**** Data excerpts

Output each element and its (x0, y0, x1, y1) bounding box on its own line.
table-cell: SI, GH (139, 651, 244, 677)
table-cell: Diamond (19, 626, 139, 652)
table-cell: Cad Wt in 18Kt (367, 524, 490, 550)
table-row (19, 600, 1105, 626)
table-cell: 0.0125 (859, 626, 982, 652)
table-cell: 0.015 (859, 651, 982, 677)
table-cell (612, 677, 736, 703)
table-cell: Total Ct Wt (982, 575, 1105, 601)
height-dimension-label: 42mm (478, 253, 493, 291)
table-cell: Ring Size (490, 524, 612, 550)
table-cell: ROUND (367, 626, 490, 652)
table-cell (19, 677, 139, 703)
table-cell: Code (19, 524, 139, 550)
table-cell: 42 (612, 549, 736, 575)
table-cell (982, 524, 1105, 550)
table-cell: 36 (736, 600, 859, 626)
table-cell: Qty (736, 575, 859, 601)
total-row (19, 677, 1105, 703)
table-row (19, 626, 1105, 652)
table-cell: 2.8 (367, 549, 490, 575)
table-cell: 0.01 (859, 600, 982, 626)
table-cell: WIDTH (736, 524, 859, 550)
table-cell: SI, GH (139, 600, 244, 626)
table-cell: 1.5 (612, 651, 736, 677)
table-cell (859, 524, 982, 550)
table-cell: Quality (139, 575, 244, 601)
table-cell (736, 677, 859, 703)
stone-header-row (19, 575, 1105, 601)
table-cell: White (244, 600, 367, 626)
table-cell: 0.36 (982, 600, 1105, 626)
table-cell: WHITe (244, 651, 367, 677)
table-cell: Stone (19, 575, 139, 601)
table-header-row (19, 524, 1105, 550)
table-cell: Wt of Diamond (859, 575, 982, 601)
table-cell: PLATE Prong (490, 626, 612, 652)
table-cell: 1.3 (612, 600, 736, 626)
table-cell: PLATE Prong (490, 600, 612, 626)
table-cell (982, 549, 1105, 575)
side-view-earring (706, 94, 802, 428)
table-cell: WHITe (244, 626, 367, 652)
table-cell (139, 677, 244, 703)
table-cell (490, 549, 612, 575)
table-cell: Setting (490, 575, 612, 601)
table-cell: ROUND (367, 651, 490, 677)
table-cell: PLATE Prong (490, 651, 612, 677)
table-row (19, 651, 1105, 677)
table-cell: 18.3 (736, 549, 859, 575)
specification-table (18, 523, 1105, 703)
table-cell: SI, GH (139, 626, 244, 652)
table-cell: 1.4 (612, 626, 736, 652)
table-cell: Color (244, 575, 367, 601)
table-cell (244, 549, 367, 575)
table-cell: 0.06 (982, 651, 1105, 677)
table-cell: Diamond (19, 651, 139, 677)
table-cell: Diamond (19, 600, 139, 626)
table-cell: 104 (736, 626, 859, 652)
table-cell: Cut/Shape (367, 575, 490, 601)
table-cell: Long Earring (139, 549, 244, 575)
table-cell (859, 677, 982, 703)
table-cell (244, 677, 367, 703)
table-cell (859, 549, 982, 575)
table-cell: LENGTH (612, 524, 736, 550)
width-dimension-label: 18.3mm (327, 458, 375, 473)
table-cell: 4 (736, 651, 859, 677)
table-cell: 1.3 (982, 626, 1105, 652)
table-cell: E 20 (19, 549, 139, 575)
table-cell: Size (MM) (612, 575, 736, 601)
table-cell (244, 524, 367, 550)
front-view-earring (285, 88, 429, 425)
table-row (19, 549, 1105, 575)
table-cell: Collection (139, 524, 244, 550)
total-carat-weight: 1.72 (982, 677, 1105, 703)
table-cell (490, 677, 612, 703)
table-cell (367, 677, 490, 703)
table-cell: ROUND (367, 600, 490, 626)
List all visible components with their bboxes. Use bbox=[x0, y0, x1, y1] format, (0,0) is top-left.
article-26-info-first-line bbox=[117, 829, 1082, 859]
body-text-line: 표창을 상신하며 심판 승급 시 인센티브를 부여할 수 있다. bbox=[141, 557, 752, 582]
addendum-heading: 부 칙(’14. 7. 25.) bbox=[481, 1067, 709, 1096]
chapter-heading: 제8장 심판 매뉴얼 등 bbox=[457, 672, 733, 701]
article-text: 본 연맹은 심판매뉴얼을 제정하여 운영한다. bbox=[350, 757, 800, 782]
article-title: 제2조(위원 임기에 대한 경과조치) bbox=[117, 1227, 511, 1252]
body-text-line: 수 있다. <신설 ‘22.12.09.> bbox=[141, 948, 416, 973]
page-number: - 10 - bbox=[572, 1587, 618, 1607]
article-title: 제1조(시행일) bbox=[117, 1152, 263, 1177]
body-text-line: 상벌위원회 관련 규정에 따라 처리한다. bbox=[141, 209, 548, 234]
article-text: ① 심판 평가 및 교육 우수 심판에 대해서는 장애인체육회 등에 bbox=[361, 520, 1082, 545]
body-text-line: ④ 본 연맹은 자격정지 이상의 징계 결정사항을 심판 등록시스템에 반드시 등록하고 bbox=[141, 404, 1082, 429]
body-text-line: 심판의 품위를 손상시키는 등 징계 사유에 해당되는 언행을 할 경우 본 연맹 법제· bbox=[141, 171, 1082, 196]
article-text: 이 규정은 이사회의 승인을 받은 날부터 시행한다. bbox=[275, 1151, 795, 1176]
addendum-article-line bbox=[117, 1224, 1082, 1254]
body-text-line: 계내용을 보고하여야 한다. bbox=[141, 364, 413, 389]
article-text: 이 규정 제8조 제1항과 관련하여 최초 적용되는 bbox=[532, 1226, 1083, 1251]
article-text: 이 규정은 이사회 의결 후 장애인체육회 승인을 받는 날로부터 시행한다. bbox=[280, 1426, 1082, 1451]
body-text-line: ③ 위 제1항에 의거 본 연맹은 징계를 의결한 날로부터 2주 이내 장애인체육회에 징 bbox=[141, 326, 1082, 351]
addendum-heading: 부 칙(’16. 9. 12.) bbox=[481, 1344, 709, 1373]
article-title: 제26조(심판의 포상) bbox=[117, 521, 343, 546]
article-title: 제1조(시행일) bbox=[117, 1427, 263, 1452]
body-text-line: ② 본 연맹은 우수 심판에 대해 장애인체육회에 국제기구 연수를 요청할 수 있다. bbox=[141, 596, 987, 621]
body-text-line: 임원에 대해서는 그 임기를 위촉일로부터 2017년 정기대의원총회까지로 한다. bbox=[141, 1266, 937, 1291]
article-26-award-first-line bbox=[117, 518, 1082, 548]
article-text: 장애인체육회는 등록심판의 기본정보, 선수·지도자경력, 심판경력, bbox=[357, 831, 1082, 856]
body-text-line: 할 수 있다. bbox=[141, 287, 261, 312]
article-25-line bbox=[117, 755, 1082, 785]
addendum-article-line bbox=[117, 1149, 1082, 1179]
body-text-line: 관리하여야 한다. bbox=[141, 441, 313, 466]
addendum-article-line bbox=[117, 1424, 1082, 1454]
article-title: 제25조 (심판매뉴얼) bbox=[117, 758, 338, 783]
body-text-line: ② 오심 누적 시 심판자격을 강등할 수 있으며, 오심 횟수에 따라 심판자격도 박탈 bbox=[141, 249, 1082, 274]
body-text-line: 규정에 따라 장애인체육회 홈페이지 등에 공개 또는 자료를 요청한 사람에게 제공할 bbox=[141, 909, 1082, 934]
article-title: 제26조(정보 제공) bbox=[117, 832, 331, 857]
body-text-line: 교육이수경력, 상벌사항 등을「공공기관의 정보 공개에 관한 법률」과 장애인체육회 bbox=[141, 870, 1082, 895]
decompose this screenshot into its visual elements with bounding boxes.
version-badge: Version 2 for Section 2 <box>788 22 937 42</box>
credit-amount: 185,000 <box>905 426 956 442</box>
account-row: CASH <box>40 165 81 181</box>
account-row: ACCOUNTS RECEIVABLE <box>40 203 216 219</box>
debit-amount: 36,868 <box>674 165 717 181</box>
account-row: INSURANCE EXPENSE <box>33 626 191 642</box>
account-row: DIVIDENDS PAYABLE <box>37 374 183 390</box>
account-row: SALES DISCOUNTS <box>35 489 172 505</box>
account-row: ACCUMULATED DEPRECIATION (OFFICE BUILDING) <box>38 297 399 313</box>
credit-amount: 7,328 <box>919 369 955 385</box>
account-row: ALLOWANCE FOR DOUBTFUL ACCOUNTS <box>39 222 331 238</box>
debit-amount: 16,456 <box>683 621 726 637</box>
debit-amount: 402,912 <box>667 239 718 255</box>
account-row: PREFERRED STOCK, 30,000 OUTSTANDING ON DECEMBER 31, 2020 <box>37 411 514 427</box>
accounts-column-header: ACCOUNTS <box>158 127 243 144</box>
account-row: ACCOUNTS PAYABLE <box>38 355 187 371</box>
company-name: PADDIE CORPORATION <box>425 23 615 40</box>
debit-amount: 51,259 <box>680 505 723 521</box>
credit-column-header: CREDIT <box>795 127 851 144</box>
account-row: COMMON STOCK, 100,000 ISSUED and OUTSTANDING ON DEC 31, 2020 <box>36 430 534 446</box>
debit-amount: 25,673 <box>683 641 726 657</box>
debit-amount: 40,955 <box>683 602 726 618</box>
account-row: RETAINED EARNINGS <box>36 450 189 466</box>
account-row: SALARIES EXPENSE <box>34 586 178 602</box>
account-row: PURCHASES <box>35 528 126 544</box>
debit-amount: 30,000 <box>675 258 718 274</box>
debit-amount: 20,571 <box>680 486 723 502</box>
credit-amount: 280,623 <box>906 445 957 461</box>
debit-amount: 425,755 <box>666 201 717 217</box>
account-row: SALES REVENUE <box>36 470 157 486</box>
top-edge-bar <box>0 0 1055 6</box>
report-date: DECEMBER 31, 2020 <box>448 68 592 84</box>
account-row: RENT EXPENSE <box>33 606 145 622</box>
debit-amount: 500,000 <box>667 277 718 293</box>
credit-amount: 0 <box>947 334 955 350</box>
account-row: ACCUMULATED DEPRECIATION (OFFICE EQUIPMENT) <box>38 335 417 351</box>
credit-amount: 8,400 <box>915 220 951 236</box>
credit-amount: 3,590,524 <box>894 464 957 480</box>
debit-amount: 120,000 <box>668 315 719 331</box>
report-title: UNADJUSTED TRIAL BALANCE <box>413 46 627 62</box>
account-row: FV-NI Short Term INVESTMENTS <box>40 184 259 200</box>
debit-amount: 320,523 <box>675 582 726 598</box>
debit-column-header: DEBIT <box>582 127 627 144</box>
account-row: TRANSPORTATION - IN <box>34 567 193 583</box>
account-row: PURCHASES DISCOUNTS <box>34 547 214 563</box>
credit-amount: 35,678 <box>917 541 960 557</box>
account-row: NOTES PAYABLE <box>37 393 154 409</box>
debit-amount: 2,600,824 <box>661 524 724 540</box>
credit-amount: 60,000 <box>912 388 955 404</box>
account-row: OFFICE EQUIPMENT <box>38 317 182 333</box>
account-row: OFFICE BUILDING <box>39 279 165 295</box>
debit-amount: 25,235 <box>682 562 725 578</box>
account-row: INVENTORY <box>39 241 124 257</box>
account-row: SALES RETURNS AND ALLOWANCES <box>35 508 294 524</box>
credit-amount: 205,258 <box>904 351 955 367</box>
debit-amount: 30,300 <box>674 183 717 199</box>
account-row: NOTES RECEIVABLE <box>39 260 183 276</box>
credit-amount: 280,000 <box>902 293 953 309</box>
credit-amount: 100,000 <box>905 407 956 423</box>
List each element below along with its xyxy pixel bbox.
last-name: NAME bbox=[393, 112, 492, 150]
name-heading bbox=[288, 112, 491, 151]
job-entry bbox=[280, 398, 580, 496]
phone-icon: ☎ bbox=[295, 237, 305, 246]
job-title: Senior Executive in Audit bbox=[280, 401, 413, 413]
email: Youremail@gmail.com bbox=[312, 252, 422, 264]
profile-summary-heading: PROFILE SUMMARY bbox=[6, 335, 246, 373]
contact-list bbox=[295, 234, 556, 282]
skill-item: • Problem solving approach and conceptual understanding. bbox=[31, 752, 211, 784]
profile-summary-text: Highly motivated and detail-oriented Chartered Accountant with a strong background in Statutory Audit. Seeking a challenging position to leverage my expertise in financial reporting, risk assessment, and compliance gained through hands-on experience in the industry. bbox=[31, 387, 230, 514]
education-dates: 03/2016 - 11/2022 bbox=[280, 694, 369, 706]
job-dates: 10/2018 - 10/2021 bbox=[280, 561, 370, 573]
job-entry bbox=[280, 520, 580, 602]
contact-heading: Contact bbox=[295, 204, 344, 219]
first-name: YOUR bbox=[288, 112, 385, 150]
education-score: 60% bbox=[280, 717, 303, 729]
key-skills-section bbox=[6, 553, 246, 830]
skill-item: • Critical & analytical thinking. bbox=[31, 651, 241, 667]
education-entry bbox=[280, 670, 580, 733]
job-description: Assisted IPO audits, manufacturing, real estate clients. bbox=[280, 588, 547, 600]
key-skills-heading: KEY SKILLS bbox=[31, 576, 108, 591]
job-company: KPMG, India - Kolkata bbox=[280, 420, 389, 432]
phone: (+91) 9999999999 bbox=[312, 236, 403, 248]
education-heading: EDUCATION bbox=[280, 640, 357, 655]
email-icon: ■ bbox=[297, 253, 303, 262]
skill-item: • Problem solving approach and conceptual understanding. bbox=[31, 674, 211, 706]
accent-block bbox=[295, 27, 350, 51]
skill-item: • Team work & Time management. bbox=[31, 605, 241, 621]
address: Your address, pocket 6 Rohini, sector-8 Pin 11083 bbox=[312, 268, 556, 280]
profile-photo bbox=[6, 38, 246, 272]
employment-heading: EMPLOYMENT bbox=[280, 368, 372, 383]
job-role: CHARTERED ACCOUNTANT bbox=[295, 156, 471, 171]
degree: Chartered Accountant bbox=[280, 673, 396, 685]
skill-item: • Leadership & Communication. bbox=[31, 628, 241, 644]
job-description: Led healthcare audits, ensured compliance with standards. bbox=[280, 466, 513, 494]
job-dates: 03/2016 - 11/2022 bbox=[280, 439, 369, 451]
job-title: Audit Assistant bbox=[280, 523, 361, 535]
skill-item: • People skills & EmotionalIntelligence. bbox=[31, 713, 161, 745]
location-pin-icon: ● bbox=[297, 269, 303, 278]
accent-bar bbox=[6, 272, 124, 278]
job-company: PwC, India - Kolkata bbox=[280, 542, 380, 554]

********

Given task:
Format the items from the first line up to and including the line containing "table-cell (859, 524, 982, 550)" as a Markdown table with the columns "No." and "Line", numbering each row and omitting blank lines.

Written response:
| No. | Line |
|---|---|
| 1 | Output each element and its (x0, y0, x1, y1) bounding box on its own line. |
| 2 | table-cell: SI, GH (139, 651, 244, 677) |
| 3 | table-cell: Diamond (19, 626, 139, 652) |
| 4 | table-cell: Cad Wt in 18Kt (367, 524, 490, 550) |
| 5 | table-row (19, 600, 1105, 626) |
| 6 | table-cell: 0.0125 (859, 626, 982, 652) |
| 7 | table-cell: 0.015 (859, 651, 982, 677) |
| 8 | table-cell (612, 677, 736, 703) |
| 9 | table-cell: Total Ct Wt (982, 575, 1105, 601) |
| 10 | height-dimension-label: 42mm (478, 253, 493, 291) |
| 11 | table-cell: Ring Size (490, 524, 612, 550) |
| 12 | table-cell: ROUND (367, 626, 490, 652) |
| 13 | table-cell (19, 677, 139, 703) |
| 14 | table-cell: Code (19, 524, 139, 550) |
| 15 | table-cell: 42 (612, 549, 736, 575) |
| 16 | table-cell (982, 524, 1105, 550) |
| 17 | table-cell: 36 (736, 600, 859, 626) |
| 18 | table-cell: Qty (736, 575, 859, 601) |
| 19 | total-row (19, 677, 1105, 703) |
| 20 | table-row (19, 626, 1105, 652) |
| 21 | table-cell: 2.8 (367, 549, 490, 575) |
| 22 | table-cell: 0.01 (859, 600, 982, 626) |
| 23 | table-cell: WIDTH (736, 524, 859, 550) |
| 24 | table-cell: SI, GH (139, 600, 244, 626) |
| 25 | table-cell: 1.5 (612, 651, 736, 677) |
| 26 | table-cell (859, 524, 982, 550) |